→ Data provided
## BEGIN

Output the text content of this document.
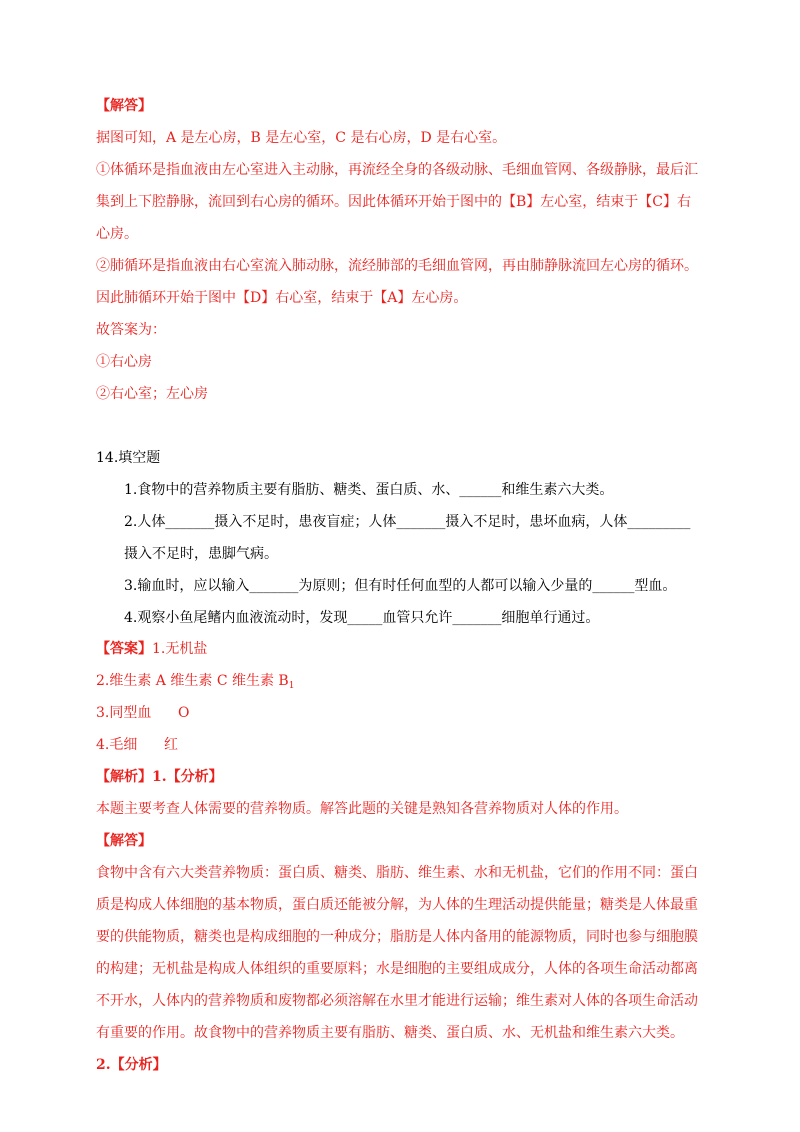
【解答】

据图可知，A 是左心房，B 是左心室，C 是右心房，D 是右心室。

①体循环是指血液由左心室进入主动脉，再流经全身的各级动脉、毛细血管网、各级静脉，最后汇

集到上下腔静脉，流回到右心房的循环。因此体循环开始于图中的【B】左心室，结束于【C】右

心房。

②肺循环是指血液由右心室流入肺动脉，流经肺部的毛细血管网，再由肺静脉流回左心房的循环。

因此肺循环开始于图中【D】右心室，结束于【A】左心房。

故答案为：

①右心房

②右心室；左心房

14.填空题

1.食物中的营养物质主要有脂肪、糖类、蛋白质、水、______和维生素六大类。

2.人体_______摄入不足时，患夜盲症；人体_______摄入不足时，患坏血病，人体_________

摄入不足时，患脚气病。

3.输血时，应以输入_______为原则；但有时任何血型的人都可以输入少量的______型血。

4.观察小鱼尾鳍内血液流动时，发现_____血管只允许_______细胞单行通过。

【答案】1.无机盐

2.维生素 A 维生素 C 维生素 $B_1$

3.同型血      O

4.毛细      红

【解析】1.【分析】

本题主要考查人体需要的营养物质。解答此题的关键是熟知各营养物质对人体的作用。

【解答】

食物中含有六大类营养物质：蛋白质、糖类、脂肪、维生素、水和无机盐，它们的作用不同：蛋白

质是构成人体细胞的基本物质，蛋白质还能被分解，为人体的生理活动提供能量；糖类是人体最重

要的供能物质，糖类也是构成细胞的一种成分；脂肪是人体内备用的能源物质，同时也参与细胞膜

的构建；无机盐是构成人体组织的重要原料；水是细胞的主要组成成分，人体的各项生命活动都离

不开水，人体内的营养物质和废物都必须溶解在水里才能进行运输；维生素对人体的各项生命活动

有重要的作用。故食物中的营养物质主要有脂肪、糖类、蛋白质、水、无机盐和维生素六大类。

2.【分析】
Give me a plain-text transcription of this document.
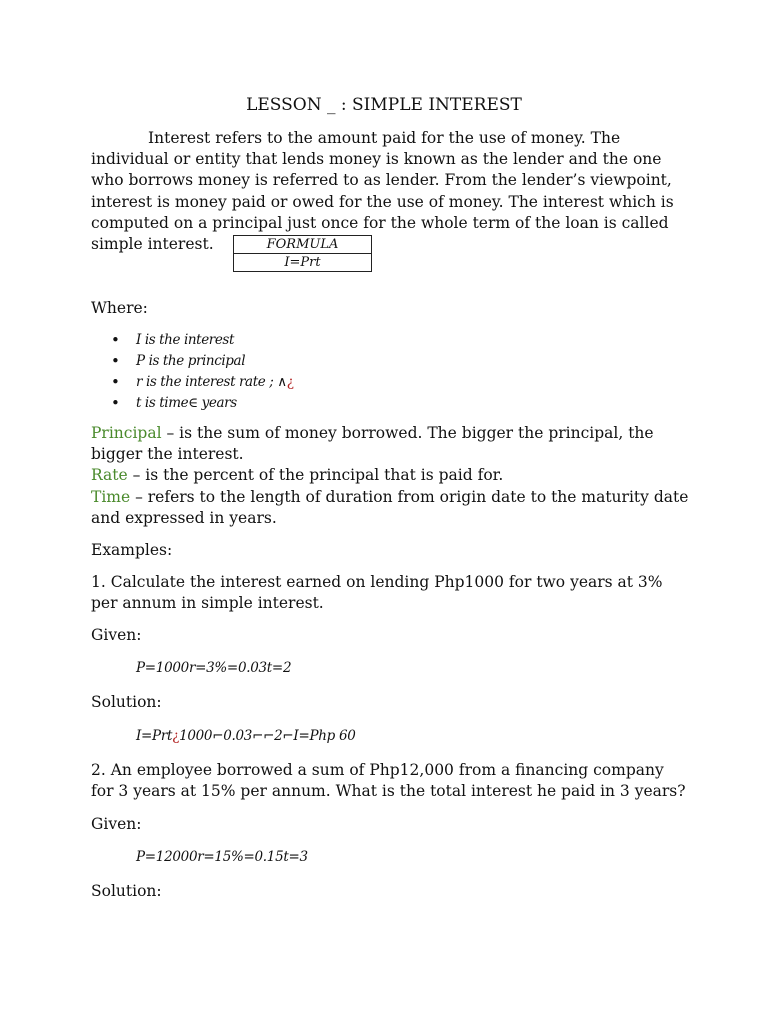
LESSON _ : SIMPLE INTEREST
Interest refers to the amount paid for the use of money. The individual or entity that lends money is known as the lender and the one who borrows money is referred to as lender. From the lender’s viewpoint, interest is money paid or owed for the use of money. The interest which is computed on a principal just once for the whole term of the loan is called simple interest.	FORMULA
I=Prt
Where:
• I is the interest
• P is the principal
• r is the interest rate ; ∧¿
• t is time∈ years
Principal – is the sum of money borrowed. The bigger the principal, the bigger the interest.
Rate – is the percent of the principal that is paid for.
Time – refers to the length of duration from origin date to the maturity date and expressed in years.
Examples:
1. Calculate the interest earned on lending Php1000 for two years at 3% per annum in simple interest.
Given:
P=1000r=3%=0.03t=2
Solution:
I=Prt¿1000⌐0.03⌐⌐2⌐I=Php 60
2. An employee borrowed a sum of Php12,000 from a financing company for 3 years at 15% per annum. What is the total interest he paid in 3 years?
Given:
P=12000r=15%=0.15t=3
Solution:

## END

→ The exercise
Find the word "annum" in the data and show each line that holds it.

→ Reply to the exercise
1. Calculate the interest earned on lending Php1000 for two years at 3% per annum in simple interest.
2. An employee borrowed a sum of Php12,000 from a financing company for 3 years at 15% per annum. What is the total interest he paid in 3 years?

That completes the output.